[start]
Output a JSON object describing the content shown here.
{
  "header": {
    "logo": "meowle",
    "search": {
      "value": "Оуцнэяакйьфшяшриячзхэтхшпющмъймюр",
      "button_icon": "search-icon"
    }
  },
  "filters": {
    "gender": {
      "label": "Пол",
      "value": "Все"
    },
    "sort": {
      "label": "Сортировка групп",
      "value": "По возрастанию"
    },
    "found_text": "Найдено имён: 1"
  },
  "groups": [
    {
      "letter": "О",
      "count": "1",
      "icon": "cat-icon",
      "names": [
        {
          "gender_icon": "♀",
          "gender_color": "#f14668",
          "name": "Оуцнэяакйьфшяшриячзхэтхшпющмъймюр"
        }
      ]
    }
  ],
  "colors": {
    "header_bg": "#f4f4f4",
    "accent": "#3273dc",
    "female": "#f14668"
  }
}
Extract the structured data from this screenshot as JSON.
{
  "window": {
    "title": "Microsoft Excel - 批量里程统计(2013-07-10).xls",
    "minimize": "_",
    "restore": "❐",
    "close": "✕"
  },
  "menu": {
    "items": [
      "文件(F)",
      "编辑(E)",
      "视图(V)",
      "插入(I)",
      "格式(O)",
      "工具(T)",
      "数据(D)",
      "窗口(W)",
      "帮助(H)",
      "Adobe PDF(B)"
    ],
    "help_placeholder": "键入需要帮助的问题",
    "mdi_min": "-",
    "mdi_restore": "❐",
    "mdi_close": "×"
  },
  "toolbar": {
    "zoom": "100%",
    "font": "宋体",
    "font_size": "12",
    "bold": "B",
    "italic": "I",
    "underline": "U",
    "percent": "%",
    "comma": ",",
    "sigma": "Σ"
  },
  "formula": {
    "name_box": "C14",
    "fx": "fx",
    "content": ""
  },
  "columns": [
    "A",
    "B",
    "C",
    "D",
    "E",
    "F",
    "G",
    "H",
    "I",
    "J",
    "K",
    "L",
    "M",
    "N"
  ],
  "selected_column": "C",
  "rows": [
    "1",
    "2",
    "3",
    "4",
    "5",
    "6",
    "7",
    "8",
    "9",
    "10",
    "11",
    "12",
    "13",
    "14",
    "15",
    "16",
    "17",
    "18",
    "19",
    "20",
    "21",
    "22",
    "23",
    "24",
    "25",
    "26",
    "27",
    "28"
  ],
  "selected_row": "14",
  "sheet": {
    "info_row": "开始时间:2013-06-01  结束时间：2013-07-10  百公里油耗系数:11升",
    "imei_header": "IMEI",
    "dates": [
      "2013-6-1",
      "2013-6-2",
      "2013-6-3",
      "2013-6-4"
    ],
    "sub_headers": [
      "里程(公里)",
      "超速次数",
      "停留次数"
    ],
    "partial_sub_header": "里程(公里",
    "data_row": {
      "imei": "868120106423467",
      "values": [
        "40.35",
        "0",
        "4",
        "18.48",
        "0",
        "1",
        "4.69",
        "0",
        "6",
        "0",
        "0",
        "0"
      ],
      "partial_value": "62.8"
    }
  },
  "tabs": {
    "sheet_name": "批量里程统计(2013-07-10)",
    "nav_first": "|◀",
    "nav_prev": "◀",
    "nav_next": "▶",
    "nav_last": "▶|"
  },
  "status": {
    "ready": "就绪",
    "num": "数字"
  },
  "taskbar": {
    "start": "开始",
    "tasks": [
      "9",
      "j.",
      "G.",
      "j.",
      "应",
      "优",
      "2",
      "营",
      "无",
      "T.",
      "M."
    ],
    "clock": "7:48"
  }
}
[end]
• [Challenge]
Copy out every line of the material above that mentions the word "JSON".

• [Output for this exercise]
Output a JSON object describing the content shown here.
Extract the structured data from this screenshot as JSON.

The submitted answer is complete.